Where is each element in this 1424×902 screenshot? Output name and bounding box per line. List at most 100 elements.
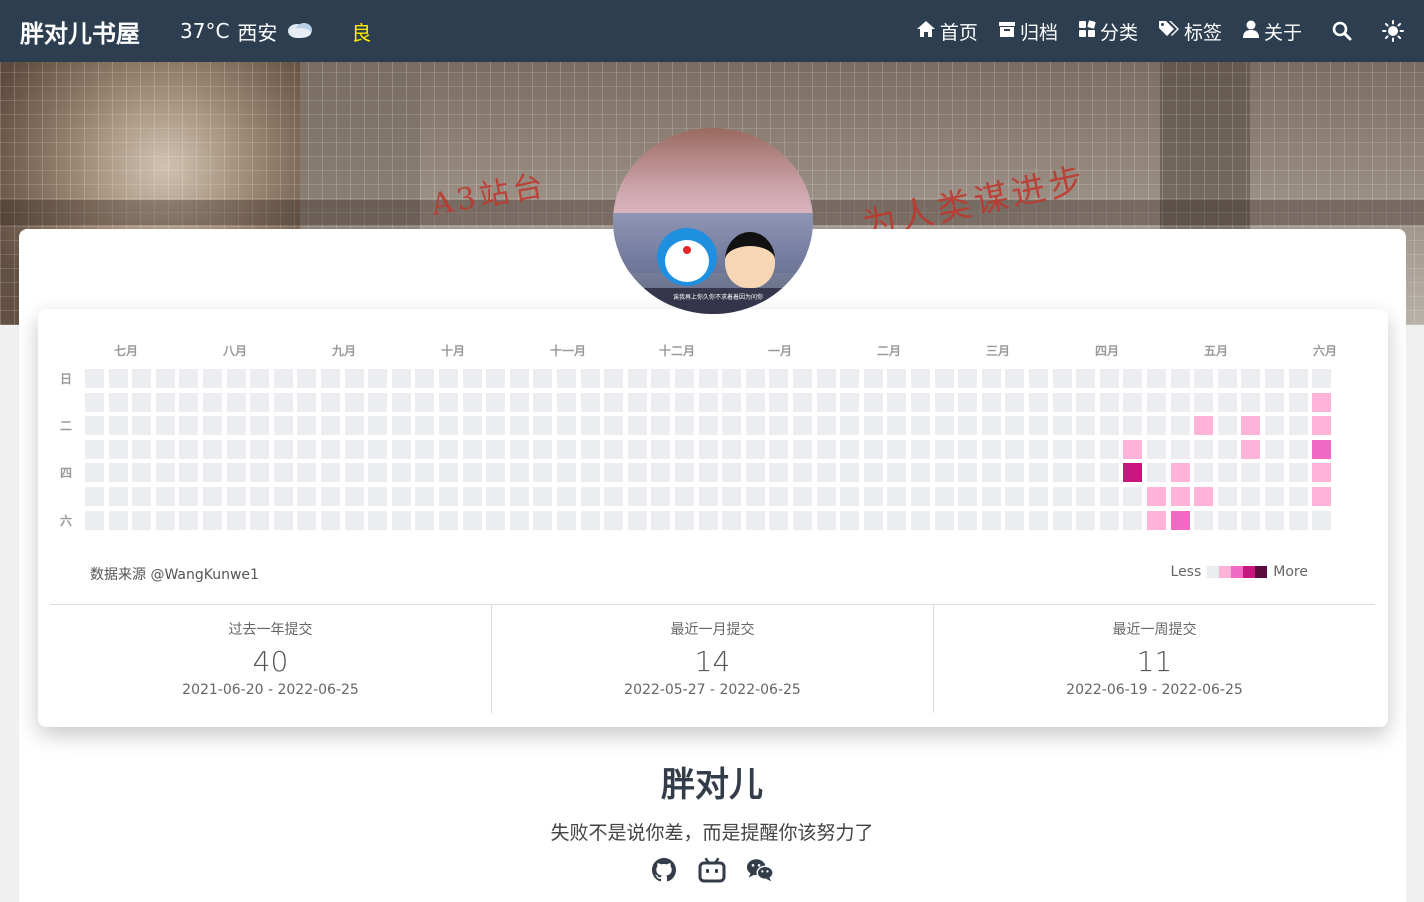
- contribution-cell[interactable]: [1005, 463, 1025, 483]
- contribution-cell[interactable]: [391, 487, 411, 506]
- contribution-cell[interactable]: [344, 416, 364, 436]
- contribution-cell[interactable]: [1076, 416, 1096, 436]
- contribution-cell[interactable]: [344, 487, 364, 506]
- contribution-cell[interactable]: [203, 392, 222, 412]
- contribution-cell[interactable]: [179, 416, 199, 436]
- contribution-cell[interactable]: [250, 392, 270, 412]
- contribution-cell[interactable]: [675, 392, 694, 412]
- contribution-cell[interactable]: [85, 510, 104, 530]
- contribution-cell[interactable]: [1005, 416, 1025, 436]
- contribution-cell[interactable]: [108, 487, 128, 506]
- contribution-cell[interactable]: [1123, 463, 1143, 483]
- contribution-cell[interactable]: [745, 416, 765, 436]
- contribution-cell[interactable]: [1005, 487, 1025, 506]
- contribution-cell[interactable]: [486, 510, 506, 530]
- contribution-cell[interactable]: [769, 439, 789, 459]
- contribution-cell[interactable]: [580, 487, 600, 506]
- contribution-cell[interactable]: [911, 416, 930, 436]
- contribution-cell[interactable]: [85, 487, 104, 506]
- contribution-cell[interactable]: [85, 416, 104, 436]
- contribution-cell[interactable]: [958, 463, 978, 483]
- contribution-cell[interactable]: [321, 369, 340, 388]
- contribution-cell[interactable]: [722, 369, 742, 388]
- contribution-cell[interactable]: [698, 416, 718, 436]
- contribution-cell[interactable]: [533, 463, 553, 483]
- contribution-cell[interactable]: [1288, 416, 1308, 436]
- contribution-cell[interactable]: [863, 510, 883, 530]
- contribution-cell[interactable]: [722, 392, 742, 412]
- contribution-cell[interactable]: [934, 463, 954, 483]
- contribution-cell[interactable]: [887, 487, 907, 506]
- contribution-cell[interactable]: [793, 510, 812, 530]
- contribution-cell[interactable]: [627, 439, 647, 459]
- contribution-cell[interactable]: [1029, 439, 1048, 459]
- contribution-cell[interactable]: [580, 439, 600, 459]
- contribution-cell[interactable]: [911, 392, 930, 412]
- contribution-cell[interactable]: [321, 463, 340, 483]
- contribution-cell[interactable]: [203, 463, 222, 483]
- contribution-cell[interactable]: [321, 439, 340, 459]
- contribution-cell[interactable]: [722, 463, 742, 483]
- nav-tags[interactable]: 标签: [1158, 18, 1222, 45]
- contribution-cell[interactable]: [863, 416, 883, 436]
- contribution-cell[interactable]: [1241, 369, 1261, 388]
- contribution-cell[interactable]: [226, 487, 246, 506]
- contribution-cell[interactable]: [179, 439, 199, 459]
- contribution-cell[interactable]: [273, 510, 293, 530]
- contribution-cell[interactable]: [887, 463, 907, 483]
- contribution-cell[interactable]: [1099, 416, 1119, 436]
- contribution-cell[interactable]: [155, 510, 175, 530]
- contribution-cell[interactable]: [887, 510, 907, 530]
- contribution-cell[interactable]: [840, 463, 860, 483]
- contribution-cell[interactable]: [1147, 510, 1166, 530]
- contribution-cell[interactable]: [1052, 369, 1072, 388]
- contribution-cell[interactable]: [462, 510, 482, 530]
- contribution-cell[interactable]: [887, 416, 907, 436]
- contribution-cell[interactable]: [1099, 369, 1119, 388]
- contribution-cell[interactable]: [1241, 510, 1261, 530]
- wechat-icon[interactable]: [746, 856, 774, 884]
- contribution-cell[interactable]: [321, 487, 340, 506]
- contribution-cell[interactable]: [981, 392, 1001, 412]
- contribution-cell[interactable]: [439, 369, 458, 388]
- contribution-cell[interactable]: [840, 392, 860, 412]
- contribution-cell[interactable]: [557, 369, 576, 388]
- contribution-cell[interactable]: [1123, 510, 1143, 530]
- contribution-cell[interactable]: [108, 463, 128, 483]
- contribution-cell[interactable]: [273, 392, 293, 412]
- contribution-cell[interactable]: [816, 416, 836, 436]
- contribution-cell[interactable]: [651, 487, 671, 506]
- contribution-cell[interactable]: [745, 487, 765, 506]
- contribution-cell[interactable]: [1312, 369, 1332, 388]
- nav-category[interactable]: 分类: [1078, 18, 1138, 45]
- contribution-cell[interactable]: [816, 487, 836, 506]
- contribution-cell[interactable]: [1288, 463, 1308, 483]
- contribution-cell[interactable]: [273, 463, 293, 483]
- contribution-cell[interactable]: [769, 369, 789, 388]
- contribution-cell[interactable]: [108, 369, 128, 388]
- contribution-cell[interactable]: [557, 510, 576, 530]
- contribution-cell[interactable]: [1052, 463, 1072, 483]
- contribution-cell[interactable]: [1288, 487, 1308, 506]
- contribution-cell[interactable]: [840, 510, 860, 530]
- contribution-cell[interactable]: [533, 369, 553, 388]
- contribution-cell[interactable]: [155, 439, 175, 459]
- contribution-cell[interactable]: [1076, 439, 1096, 459]
- contribution-cell[interactable]: [1147, 439, 1166, 459]
- contribution-cell[interactable]: [1312, 416, 1332, 436]
- contribution-cell[interactable]: [863, 487, 883, 506]
- contribution-cell[interactable]: [1076, 510, 1096, 530]
- contribution-cell[interactable]: [1194, 369, 1214, 388]
- contribution-cell[interactable]: [627, 392, 647, 412]
- contribution-cell[interactable]: [1005, 510, 1025, 530]
- contribution-cell[interactable]: [108, 416, 128, 436]
- contribution-cell[interactable]: [1217, 392, 1237, 412]
- contribution-cell[interactable]: [651, 392, 671, 412]
- contribution-cell[interactable]: [816, 439, 836, 459]
- contribution-cell[interactable]: [580, 369, 600, 388]
- contribution-cell[interactable]: [85, 369, 104, 388]
- contribution-cell[interactable]: [627, 510, 647, 530]
- contribution-cell[interactable]: [344, 392, 364, 412]
- contribution-cell[interactable]: [509, 487, 529, 506]
- contribution-cell[interactable]: [604, 416, 624, 436]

_EXERCISE INSTRUCTIONS_: How many lines in the entries above contain the string "each", matching case exactly? Reply with the number alone.

_THE RESULT_: 1